====== Raw records

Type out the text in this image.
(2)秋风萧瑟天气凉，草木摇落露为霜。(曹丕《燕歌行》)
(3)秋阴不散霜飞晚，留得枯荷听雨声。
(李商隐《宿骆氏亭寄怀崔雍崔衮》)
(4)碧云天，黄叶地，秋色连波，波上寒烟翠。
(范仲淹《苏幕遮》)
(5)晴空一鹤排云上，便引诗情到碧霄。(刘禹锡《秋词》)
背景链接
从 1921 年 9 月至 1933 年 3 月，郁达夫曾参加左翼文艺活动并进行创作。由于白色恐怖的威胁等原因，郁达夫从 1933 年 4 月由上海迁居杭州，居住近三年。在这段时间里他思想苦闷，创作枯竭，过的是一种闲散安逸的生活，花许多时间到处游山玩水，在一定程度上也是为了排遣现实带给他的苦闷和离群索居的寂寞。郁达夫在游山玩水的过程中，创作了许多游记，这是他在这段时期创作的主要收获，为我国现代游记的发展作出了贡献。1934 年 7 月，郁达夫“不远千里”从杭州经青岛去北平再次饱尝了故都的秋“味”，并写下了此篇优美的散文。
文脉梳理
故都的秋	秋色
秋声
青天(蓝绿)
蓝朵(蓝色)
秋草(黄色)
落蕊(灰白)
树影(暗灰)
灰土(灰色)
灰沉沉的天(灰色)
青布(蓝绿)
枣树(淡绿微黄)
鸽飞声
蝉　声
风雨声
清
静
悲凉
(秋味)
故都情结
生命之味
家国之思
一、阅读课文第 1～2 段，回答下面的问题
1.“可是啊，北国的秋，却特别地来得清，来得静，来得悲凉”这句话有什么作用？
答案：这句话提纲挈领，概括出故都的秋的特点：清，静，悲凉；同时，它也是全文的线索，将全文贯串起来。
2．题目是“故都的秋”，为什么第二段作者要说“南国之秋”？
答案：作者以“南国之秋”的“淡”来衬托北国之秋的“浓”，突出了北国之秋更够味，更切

============

_Description of the task_: Collect the lines of the records that include the string "南国之秋".

_Exercise response_:
2．题目是“故都的秋”，为什么第二段作者要说“南国之秋”？
答案：作者以“南国之秋”的“淡”来衬托北国之秋的“浓”，突出了北国之秋更够味，更切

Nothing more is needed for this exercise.